Reproduce the entire listing below verbatim, line for line.

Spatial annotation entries
--------------------------------

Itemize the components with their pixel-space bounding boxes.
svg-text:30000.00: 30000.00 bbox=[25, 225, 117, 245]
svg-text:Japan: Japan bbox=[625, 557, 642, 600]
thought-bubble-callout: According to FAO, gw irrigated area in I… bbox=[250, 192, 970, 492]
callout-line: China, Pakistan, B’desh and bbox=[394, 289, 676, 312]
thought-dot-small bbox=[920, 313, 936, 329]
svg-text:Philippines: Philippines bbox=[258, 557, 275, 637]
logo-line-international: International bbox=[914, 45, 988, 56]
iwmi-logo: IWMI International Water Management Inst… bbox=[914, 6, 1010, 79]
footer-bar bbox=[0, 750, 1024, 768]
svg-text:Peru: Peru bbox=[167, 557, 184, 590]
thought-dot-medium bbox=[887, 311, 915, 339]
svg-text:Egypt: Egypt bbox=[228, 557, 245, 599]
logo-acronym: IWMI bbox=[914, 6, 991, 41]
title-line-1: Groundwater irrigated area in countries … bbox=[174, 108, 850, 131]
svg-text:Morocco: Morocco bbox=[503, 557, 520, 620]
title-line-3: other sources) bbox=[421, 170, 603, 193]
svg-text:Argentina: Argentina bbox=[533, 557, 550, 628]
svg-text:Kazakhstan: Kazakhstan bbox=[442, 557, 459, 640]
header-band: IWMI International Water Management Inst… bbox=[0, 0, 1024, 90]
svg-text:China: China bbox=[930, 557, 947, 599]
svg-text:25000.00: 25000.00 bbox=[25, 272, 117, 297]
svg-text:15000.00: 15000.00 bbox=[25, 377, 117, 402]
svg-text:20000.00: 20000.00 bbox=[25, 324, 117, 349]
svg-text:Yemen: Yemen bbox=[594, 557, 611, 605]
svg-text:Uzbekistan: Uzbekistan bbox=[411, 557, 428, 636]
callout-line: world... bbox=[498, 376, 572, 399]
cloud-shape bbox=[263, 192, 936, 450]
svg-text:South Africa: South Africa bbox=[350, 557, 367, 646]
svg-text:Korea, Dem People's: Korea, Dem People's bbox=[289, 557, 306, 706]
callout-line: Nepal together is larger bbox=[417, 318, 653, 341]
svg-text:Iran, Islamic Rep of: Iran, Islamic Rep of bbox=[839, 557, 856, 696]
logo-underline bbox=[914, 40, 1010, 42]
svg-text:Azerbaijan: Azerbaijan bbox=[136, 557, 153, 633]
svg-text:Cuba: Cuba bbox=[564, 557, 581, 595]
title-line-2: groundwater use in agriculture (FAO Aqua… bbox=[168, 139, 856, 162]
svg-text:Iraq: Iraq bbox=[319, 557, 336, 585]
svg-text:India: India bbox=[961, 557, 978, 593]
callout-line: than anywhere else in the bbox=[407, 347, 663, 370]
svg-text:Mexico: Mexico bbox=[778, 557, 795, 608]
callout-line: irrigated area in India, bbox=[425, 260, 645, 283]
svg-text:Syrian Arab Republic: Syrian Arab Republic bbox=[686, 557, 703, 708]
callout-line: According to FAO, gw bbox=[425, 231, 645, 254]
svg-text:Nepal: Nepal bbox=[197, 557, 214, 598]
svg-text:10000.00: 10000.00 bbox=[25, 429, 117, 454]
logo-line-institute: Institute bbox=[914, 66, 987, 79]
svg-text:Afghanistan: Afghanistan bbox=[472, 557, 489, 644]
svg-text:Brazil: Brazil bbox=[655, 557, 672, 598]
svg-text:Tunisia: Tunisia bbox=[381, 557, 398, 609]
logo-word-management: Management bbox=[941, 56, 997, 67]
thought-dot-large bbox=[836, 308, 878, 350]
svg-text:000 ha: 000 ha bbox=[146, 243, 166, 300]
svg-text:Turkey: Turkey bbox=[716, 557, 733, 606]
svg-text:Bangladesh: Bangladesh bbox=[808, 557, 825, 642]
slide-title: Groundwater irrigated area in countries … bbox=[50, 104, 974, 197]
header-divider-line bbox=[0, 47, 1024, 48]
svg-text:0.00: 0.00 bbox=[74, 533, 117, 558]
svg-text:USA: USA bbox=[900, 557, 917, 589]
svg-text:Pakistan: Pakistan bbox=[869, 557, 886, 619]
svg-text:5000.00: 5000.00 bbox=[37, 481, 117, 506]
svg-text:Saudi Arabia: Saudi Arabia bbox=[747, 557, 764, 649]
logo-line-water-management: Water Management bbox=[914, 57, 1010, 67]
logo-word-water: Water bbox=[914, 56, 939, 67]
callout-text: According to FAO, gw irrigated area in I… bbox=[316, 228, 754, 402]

--------------------------------

_Answer to this task:_
Itemize the components with their pixel-space bounding boxes.
svg-text:30000.00: 30000.00 bbox=[25, 225, 117, 245]
svg-text:Japan: Japan bbox=[625, 557, 642, 600]
thought-bubble-callout: According to FAO, gw irrigated area in I… bbox=[250, 192, 970, 492]
callout-line: China, Pakistan, B’desh and bbox=[394, 289, 676, 312]
thought-dot-small bbox=[920, 313, 936, 329]
svg-text:Philippines: Philippines bbox=[258, 557, 275, 637]
logo-line-international: International bbox=[914, 45, 988, 56]
iwmi-logo: IWMI International Water Management Inst… bbox=[914, 6, 1010, 79]
footer-bar bbox=[0, 750, 1024, 768]
svg-text:Peru: Peru bbox=[167, 557, 184, 590]
thought-dot-medium bbox=[887, 311, 915, 339]
svg-text:Egypt: Egypt bbox=[228, 557, 245, 599]
logo-acronym: IWMI bbox=[914, 6, 991, 41]
title-line-1: Groundwater irrigated area in countries … bbox=[174, 108, 850, 131]
svg-text:Morocco: Morocco bbox=[503, 557, 520, 620]
title-line-3: other sources) bbox=[421, 170, 603, 193]
svg-text:Argentina: Argentina bbox=[533, 557, 550, 628]
svg-text:Kazakhstan: Kazakhstan bbox=[442, 557, 459, 640]
header-band: IWMI International Water Management Inst… bbox=[0, 0, 1024, 90]
svg-text:China: China bbox=[930, 557, 947, 599]
svg-text:25000.00: 25000.00 bbox=[25, 272, 117, 297]
svg-text:15000.00: 15000.00 bbox=[25, 377, 117, 402]
svg-text:20000.00: 20000.00 bbox=[25, 324, 117, 349]
svg-text:Yemen: Yemen bbox=[594, 557, 611, 605]
svg-text:Uzbekistan: Uzbekistan bbox=[411, 557, 428, 636]
callout-line: world... bbox=[498, 376, 572, 399]
cloud-shape bbox=[263, 192, 936, 450]
svg-text:South Africa: South Africa bbox=[350, 557, 367, 646]
svg-text:Korea, Dem People's: Korea, Dem People's bbox=[289, 557, 306, 706]
callout-line: Nepal together is larger bbox=[417, 318, 653, 341]
svg-text:Iran, Islamic Rep of: Iran, Islamic Rep of bbox=[839, 557, 856, 696]
logo-underline bbox=[914, 40, 1010, 42]
svg-text:Azerbaijan: Azerbaijan bbox=[136, 557, 153, 633]
svg-text:Cuba: Cuba bbox=[564, 557, 581, 595]
title-line-2: groundwater use in agriculture (FAO Aqua… bbox=[168, 139, 856, 162]
svg-text:Iraq: Iraq bbox=[319, 557, 336, 585]
svg-text:India: India bbox=[961, 557, 978, 593]
callout-line: than anywhere else in the bbox=[407, 347, 663, 370]
svg-text:Mexico: Mexico bbox=[778, 557, 795, 608]
callout-line: irrigated area in India, bbox=[425, 260, 645, 283]
svg-text:Syrian Arab Republic: Syrian Arab Republic bbox=[686, 557, 703, 708]
callout-line: According to FAO, gw bbox=[425, 231, 645, 254]
svg-text:Nepal: Nepal bbox=[197, 557, 214, 598]
svg-text:10000.00: 10000.00 bbox=[25, 429, 117, 454]
logo-line-institute: Institute bbox=[914, 66, 987, 79]
svg-text:Afghanistan: Afghanistan bbox=[472, 557, 489, 644]
svg-text:Brazil: Brazil bbox=[655, 557, 672, 598]
svg-text:Tunisia: Tunisia bbox=[381, 557, 398, 609]
logo-word-management: Management bbox=[941, 56, 997, 67]
thought-dot-large bbox=[836, 308, 878, 350]
svg-text:000 ha: 000 ha bbox=[146, 243, 166, 300]
svg-text:Turkey: Turkey bbox=[716, 557, 733, 606]
svg-text:Bangladesh: Bangladesh bbox=[808, 557, 825, 642]
slide-title: Groundwater irrigated area in countries … bbox=[50, 104, 974, 197]
header-divider-line bbox=[0, 47, 1024, 48]
svg-text:0.00: 0.00 bbox=[74, 533, 117, 558]
svg-text:USA: USA bbox=[900, 557, 917, 589]
svg-text:Pakistan: Pakistan bbox=[869, 557, 886, 619]
svg-text:5000.00: 5000.00 bbox=[37, 481, 117, 506]
svg-text:Saudi Arabia: Saudi Arabia bbox=[747, 557, 764, 649]
logo-line-water-management: Water Management bbox=[914, 57, 1010, 67]
logo-word-water: Water bbox=[914, 56, 939, 67]
callout-text: According to FAO, gw irrigated area in I… bbox=[316, 228, 754, 402]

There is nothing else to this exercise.